_Ação necessária_
Escreva a continuação do texto sobre os 20 anos do álbum Kid A, do Radiohead, começando logo após a última frase apresentada.

_Texto exibido_
+++
Por Marcélo Ferla
Jornalista
Kid A está completando 20 anos em outubro de 2020 com uma marca indelével. Ao negar o gênero, se tornou o último disco fundamental da Era do Rock. Radicalmente inserido em seu tempo/espaço, a virada de milênio em um arquivo binário, apropriadamente ouvido na internet antes de ganhar formato físico, uma novidade da época, o quarto álbum dos ingleses do Radiohead abdicou do protagonismo orgânico das guitarras para investir na mais alta tecnologia digital. Era a melhor contribuição que a então banda de rock mais importante do mundo desde o sucesso de Ok Computer (1997) poderia conceder ao gênero: sugerir que sua fórmula tinha perdido a validade.
+++
_Extrato dos dados_
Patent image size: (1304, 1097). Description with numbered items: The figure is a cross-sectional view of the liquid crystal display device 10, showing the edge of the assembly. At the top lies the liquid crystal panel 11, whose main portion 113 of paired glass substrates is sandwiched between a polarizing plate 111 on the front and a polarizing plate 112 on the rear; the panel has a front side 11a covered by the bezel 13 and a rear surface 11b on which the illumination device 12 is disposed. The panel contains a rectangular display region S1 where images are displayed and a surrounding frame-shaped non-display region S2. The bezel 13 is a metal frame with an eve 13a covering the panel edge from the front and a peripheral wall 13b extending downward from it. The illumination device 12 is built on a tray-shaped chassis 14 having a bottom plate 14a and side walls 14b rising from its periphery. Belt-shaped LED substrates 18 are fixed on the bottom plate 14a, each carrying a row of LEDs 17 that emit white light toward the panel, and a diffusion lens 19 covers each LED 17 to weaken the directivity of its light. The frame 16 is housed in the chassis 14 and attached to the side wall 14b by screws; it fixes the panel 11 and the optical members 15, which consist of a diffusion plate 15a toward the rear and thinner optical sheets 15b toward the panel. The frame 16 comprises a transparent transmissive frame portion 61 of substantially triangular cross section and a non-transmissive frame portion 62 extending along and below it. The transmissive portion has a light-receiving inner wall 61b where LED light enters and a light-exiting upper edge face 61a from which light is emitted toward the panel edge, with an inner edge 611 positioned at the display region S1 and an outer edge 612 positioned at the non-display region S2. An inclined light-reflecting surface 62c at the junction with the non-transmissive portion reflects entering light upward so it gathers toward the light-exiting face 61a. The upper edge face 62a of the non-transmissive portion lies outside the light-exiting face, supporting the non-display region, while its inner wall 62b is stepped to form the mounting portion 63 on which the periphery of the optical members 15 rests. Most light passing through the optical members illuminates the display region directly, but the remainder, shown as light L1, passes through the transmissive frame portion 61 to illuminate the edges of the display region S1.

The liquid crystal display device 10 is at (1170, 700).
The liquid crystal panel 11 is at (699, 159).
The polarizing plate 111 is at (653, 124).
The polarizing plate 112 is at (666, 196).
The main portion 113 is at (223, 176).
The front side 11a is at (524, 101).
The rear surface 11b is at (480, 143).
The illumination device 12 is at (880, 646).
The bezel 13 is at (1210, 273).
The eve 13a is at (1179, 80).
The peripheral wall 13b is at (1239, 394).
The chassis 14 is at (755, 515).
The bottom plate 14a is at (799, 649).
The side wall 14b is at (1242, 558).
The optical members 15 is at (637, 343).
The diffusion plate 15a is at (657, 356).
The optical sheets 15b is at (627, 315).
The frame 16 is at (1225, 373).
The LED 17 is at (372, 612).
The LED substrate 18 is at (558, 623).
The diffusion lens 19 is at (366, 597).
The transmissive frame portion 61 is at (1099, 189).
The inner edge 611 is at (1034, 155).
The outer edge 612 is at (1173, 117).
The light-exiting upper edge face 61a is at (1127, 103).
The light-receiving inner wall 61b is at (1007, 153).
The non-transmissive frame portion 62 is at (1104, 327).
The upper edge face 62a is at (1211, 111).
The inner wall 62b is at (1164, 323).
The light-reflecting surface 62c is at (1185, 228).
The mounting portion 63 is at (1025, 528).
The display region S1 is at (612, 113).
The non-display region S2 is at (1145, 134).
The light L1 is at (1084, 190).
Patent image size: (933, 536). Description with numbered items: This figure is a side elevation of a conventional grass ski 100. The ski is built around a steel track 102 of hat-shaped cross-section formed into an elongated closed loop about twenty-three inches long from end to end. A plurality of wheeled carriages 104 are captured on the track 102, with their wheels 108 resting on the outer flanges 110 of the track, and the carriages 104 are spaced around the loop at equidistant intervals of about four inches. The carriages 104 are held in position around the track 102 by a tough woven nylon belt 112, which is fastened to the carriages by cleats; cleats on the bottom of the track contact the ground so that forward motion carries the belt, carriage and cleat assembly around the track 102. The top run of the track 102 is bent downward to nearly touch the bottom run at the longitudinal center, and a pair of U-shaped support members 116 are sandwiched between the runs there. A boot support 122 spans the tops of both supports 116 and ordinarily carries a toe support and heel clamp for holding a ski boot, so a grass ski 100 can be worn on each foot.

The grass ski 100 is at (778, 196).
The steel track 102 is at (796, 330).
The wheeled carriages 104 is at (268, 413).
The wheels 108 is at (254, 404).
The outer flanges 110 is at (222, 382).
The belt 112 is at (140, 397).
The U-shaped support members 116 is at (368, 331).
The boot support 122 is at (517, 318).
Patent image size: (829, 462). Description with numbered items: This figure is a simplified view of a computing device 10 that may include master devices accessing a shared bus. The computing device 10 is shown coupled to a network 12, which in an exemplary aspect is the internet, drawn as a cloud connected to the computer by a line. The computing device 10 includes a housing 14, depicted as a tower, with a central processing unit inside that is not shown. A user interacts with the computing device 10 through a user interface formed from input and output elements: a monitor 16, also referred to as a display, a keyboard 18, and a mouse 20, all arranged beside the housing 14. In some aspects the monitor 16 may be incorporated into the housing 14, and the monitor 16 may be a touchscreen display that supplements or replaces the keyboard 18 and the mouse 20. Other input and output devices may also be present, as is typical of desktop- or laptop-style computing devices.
+++
_Sua resposta_
Em outubro de 2000, o rock já tinha cumprido com louvor sua função primordial de dar voz à juventude do século 20, que nos anos de 1950 conseguiu emular sexo na pista de dança; na década de 1960 protestou contra a sociedade conservadora; nos anos de 1970 se rebelou contra a letargia dos próprios roqueiros, chapados de fama e riqueza, e recolocou o gênero nos trilhos e na trilha da urgência adolescente com o punk, a new wave e seus subprodutos, uma profusão de estilos a partir da década de 1980. Em 1991 veio a sobrevida quando o Nirvana mixou Led Zeppelin com Sex Pistols em Nevermind, período em que o passado e o presente da música estavam se entrelaçando com o surgimento dos CDs e a consequente renovação das coleções de discos. De bônus, o trio de Seattle ofereceu Kurt Cobain, um anti-heroi para a anestesiada Geração MTV.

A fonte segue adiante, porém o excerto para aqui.